TASK: Locate all lines with the word "clearly". Copy them.

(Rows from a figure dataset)

_____

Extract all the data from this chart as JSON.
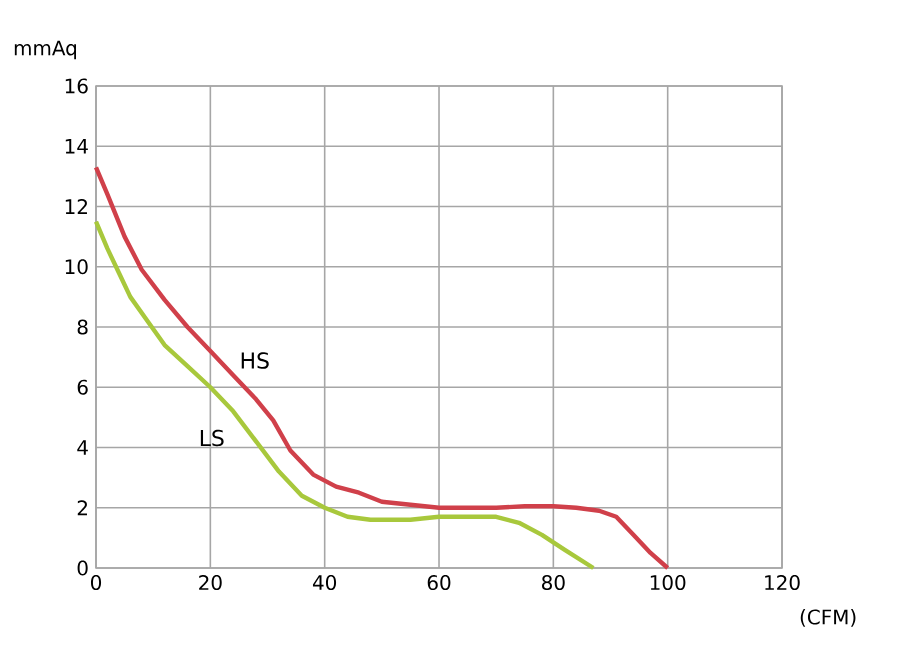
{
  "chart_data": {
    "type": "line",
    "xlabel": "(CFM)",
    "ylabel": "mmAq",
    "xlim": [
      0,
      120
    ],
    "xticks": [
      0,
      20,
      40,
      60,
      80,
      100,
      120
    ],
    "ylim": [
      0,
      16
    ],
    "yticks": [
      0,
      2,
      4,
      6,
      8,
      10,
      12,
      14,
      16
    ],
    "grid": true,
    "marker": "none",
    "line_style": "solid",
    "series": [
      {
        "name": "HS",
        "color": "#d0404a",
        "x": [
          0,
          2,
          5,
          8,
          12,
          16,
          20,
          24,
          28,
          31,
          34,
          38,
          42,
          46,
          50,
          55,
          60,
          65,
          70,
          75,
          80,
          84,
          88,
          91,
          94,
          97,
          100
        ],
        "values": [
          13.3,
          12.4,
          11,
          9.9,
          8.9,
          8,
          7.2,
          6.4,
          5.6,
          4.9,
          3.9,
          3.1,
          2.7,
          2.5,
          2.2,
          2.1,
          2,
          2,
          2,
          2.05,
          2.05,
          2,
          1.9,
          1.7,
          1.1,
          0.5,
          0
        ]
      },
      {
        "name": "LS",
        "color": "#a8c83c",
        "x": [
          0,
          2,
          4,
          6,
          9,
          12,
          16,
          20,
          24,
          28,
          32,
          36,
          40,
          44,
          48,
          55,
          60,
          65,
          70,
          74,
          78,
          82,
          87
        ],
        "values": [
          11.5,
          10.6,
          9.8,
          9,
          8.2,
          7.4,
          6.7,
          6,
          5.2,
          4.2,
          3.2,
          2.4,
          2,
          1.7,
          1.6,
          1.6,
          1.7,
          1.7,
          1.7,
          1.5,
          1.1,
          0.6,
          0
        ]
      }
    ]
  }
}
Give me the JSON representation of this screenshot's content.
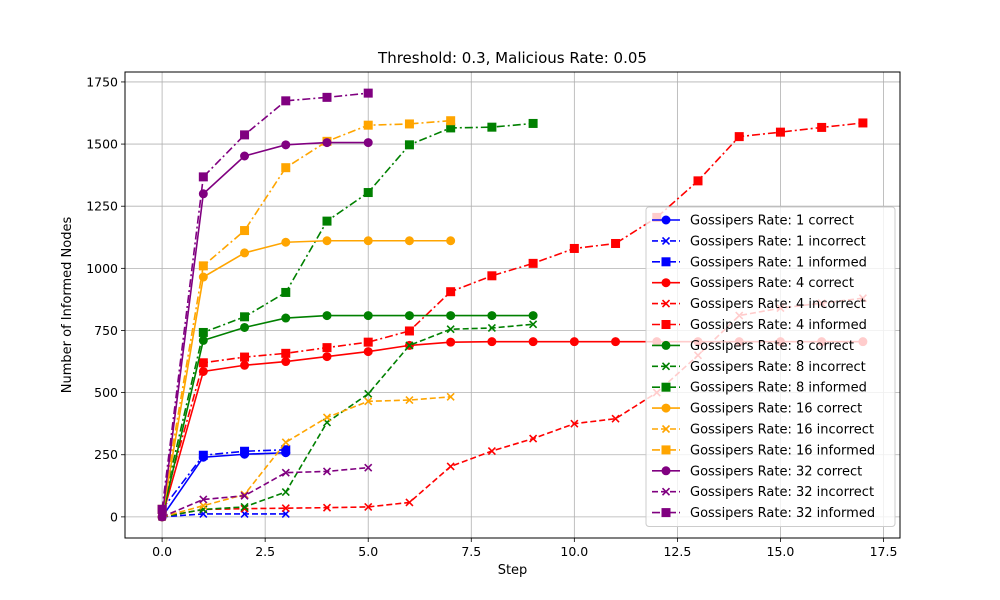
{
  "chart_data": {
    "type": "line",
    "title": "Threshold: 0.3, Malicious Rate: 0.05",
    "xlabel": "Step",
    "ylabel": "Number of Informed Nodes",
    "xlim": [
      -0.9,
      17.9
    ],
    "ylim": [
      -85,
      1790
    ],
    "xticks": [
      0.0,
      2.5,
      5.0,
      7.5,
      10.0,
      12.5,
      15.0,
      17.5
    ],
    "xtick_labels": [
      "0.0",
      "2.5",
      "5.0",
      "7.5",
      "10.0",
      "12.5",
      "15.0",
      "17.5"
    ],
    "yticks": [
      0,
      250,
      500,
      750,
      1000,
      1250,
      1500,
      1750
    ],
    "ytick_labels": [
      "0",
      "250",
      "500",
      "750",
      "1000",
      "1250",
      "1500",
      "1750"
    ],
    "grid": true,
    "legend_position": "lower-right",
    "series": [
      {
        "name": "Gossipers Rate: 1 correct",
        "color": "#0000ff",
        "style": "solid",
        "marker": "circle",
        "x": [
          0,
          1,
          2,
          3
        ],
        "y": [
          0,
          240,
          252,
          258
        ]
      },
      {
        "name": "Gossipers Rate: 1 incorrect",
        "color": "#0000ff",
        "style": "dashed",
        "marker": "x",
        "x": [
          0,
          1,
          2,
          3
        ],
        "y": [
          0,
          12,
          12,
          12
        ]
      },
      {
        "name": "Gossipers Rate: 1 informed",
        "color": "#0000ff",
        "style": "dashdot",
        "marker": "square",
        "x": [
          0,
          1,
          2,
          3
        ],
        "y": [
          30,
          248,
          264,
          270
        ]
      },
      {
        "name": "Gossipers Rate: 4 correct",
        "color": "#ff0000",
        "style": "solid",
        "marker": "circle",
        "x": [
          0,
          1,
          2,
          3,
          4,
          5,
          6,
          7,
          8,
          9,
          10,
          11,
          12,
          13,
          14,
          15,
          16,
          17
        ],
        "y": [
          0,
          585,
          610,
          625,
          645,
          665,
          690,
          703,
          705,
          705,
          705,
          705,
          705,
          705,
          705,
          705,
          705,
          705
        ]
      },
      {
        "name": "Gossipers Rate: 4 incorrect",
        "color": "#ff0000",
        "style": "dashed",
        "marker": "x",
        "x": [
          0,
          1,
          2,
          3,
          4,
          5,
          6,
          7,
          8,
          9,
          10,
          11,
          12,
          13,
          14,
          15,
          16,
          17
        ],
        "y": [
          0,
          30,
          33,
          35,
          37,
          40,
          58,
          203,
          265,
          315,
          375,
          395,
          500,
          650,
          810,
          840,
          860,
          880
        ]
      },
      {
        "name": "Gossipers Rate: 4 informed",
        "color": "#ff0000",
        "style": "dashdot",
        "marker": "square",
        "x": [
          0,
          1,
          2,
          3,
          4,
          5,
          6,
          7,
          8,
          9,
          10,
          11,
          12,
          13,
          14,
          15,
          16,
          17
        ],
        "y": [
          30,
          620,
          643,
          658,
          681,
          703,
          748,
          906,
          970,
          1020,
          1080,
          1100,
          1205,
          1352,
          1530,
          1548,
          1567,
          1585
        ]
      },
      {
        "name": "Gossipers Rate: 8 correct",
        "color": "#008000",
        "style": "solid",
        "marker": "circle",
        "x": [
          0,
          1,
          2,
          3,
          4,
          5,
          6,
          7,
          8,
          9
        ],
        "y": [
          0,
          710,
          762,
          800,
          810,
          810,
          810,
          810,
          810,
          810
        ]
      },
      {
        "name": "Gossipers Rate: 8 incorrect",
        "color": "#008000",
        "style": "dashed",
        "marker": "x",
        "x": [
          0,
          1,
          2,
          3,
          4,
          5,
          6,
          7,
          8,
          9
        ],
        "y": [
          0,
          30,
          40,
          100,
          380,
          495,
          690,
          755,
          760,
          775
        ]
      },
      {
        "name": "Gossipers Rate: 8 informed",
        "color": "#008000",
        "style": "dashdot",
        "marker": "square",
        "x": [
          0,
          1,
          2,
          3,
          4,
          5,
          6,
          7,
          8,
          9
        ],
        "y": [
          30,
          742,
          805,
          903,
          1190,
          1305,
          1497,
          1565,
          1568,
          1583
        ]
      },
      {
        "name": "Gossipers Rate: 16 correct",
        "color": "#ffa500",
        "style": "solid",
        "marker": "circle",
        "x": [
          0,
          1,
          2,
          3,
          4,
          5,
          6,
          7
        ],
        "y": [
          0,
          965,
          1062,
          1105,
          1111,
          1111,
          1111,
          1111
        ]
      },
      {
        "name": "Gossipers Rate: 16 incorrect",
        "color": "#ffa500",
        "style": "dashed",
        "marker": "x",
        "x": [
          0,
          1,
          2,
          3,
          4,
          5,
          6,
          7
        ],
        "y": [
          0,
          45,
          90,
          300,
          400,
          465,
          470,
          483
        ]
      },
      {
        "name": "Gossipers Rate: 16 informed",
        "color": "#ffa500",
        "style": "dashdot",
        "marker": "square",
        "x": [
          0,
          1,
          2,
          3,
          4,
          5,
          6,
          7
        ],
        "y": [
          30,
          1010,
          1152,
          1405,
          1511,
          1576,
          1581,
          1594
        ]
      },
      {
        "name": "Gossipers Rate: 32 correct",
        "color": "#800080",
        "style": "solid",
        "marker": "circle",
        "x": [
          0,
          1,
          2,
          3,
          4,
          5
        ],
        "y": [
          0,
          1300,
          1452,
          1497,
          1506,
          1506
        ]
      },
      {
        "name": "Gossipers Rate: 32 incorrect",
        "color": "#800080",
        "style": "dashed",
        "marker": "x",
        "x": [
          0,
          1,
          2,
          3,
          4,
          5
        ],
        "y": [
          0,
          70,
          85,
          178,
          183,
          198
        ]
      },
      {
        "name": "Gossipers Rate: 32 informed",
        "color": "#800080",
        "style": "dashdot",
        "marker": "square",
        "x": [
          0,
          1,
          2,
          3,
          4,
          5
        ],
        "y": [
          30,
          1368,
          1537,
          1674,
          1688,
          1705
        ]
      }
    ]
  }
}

_____

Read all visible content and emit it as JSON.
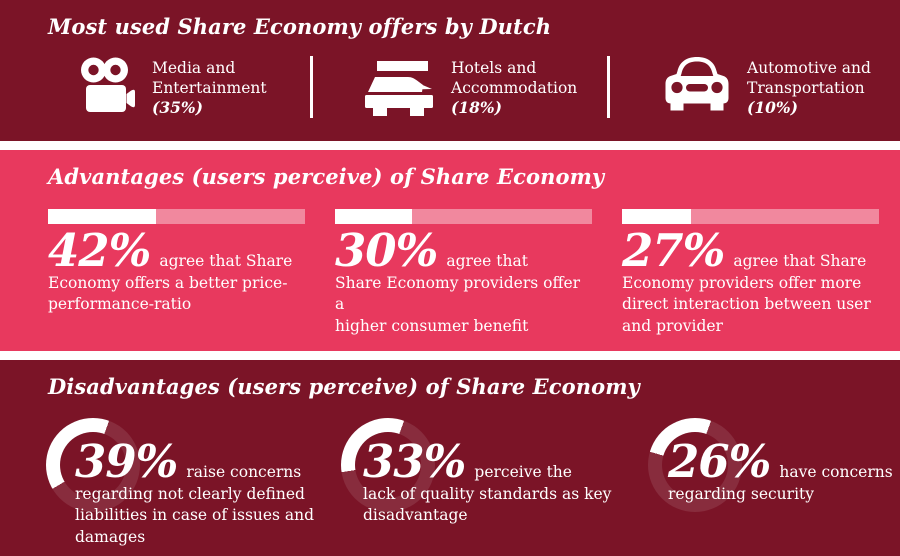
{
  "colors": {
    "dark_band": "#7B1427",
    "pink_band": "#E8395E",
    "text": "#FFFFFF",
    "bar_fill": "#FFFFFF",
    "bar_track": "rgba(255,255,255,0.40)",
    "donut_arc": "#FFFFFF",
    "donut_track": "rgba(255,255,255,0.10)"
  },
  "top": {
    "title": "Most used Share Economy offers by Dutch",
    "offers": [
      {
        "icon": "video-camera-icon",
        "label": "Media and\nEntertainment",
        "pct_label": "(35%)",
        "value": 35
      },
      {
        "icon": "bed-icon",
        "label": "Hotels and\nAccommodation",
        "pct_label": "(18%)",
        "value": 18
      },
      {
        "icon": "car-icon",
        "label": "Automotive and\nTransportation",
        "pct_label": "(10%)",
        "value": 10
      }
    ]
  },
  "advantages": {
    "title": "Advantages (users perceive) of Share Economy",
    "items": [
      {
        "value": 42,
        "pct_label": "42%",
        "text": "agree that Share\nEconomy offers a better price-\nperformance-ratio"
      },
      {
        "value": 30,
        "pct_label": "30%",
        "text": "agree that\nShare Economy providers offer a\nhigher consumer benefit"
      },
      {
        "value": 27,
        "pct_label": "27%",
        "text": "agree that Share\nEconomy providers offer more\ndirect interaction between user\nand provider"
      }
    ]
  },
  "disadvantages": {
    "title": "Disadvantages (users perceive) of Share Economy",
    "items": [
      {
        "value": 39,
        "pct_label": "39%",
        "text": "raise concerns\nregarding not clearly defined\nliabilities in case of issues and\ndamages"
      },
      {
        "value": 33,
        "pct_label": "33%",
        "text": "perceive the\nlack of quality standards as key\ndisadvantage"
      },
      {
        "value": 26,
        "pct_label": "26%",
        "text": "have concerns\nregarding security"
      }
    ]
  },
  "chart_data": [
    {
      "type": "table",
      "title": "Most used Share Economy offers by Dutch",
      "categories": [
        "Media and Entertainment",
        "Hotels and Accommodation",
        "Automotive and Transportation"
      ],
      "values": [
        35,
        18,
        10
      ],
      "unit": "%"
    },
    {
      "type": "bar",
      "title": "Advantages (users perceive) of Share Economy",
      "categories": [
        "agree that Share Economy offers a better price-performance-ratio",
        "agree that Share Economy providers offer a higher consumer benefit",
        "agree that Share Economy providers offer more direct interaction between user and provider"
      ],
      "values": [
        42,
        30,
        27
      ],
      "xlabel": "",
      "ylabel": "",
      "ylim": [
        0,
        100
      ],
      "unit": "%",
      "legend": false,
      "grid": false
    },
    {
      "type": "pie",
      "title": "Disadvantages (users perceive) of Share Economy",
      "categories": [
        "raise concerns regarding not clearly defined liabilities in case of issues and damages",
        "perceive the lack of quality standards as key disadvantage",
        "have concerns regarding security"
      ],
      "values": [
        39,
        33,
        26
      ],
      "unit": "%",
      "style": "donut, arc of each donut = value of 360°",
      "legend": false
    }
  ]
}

_____

RESULT:
        "text": "raise concerns\nregarding not clearly defined\nliabilities in case of issues and\ndamages"
        "raise concerns regarding not clearly defined liabilities in case of issues and damages",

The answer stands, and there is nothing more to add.